*Stated goal*:
Will you give every entry again exactly as it stands?
○ ○ ○
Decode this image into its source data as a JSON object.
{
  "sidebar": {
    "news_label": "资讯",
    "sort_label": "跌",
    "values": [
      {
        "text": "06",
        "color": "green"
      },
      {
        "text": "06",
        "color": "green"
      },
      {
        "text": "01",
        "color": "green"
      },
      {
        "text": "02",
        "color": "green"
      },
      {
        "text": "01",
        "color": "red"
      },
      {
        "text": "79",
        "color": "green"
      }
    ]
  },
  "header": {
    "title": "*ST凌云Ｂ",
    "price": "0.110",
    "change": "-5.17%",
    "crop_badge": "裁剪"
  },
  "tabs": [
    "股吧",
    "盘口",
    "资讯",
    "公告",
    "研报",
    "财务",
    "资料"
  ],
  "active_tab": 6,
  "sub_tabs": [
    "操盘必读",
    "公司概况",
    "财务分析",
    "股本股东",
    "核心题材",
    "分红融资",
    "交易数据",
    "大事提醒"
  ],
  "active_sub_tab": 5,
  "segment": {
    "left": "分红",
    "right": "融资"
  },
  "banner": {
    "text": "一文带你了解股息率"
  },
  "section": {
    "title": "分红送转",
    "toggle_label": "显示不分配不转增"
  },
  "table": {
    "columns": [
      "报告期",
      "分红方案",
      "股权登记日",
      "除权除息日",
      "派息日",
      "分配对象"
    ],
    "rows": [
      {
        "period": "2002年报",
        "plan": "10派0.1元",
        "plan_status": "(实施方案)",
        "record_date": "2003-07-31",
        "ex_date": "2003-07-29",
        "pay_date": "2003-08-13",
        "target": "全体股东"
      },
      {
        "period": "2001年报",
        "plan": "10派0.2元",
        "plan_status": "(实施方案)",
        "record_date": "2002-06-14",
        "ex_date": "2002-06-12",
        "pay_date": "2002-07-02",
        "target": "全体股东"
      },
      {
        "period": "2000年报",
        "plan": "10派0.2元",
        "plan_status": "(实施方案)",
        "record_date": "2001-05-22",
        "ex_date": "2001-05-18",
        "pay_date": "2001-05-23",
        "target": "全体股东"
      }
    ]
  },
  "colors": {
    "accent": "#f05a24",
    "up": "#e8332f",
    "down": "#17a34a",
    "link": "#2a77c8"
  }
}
○ ○ ○
*Right answer*:
Decode this image into its source data as a JSON object.
{
  "sidebar": {
    "news_label": "资讯",
    "sort_label": "跌",
    "values": [
      {
        "text": "06",
        "color": "green"
      },
      {
        "text": "06",
        "color": "green"
      },
      {
        "text": "01",
        "color": "green"
      },
      {
        "text": "02",
        "color": "green"
      },
      {
        "text": "01",
        "color": "red"
      },
      {
        "text": "79",
        "color": "green"
      }
    ]
  },
  "header": {
    "title": "*ST凌云Ｂ",
    "price": "0.110",
    "change": "-5.17%",
    "crop_badge": "裁剪"
  },
  "tabs": [
    "股吧",
    "盘口",
    "资讯",
    "公告",
    "研报",
    "财务",
    "资料"
  ],
  "active_tab": 6,
  "sub_tabs": [
    "操盘必读",
    "公司概况",
    "财务分析",
    "股本股东",
    "核心题材",
    "分红融资",
    "交易数据",
    "大事提醒"
  ],
  "active_sub_tab": 5,
  "segment": {
    "left": "分红",
    "right": "融资"
  },
  "banner": {
    "text": "一文带你了解股息率"
  },
  "section": {
    "title": "分红送转",
    "toggle_label": "显示不分配不转增"
  },
  "table": {
    "columns": [
      "报告期",
      "分红方案",
      "股权登记日",
      "除权除息日",
      "派息日",
      "分配对象"
    ],
    "rows": [
      {
        "period": "2002年报",
        "plan": "10派0.1元",
        "plan_status": "(实施方案)",
        "record_date": "2003-07-31",
        "ex_date": "2003-07-29",
        "pay_date": "2003-08-13",
        "target": "全体股东"
      },
      {
        "period": "2001年报",
        "plan": "10派0.2元",
        "plan_status": "(实施方案)",
        "record_date": "2002-06-14",
        "ex_date": "2002-06-12",
        "pay_date": "2002-07-02",
        "target": "全体股东"
      },
      {
        "period": "2000年报",
        "plan": "10派0.2元",
        "plan_status": "(实施方案)",
        "record_date": "2001-05-22",
        "ex_date": "2001-05-18",
        "pay_date": "2001-05-23",
        "target": "全体股东"
      }
    ]
  },
  "colors": {
    "accent": "#f05a24",
    "up": "#e8332f",
    "down": "#17a34a",
    "link": "#2a77c8"
  }
}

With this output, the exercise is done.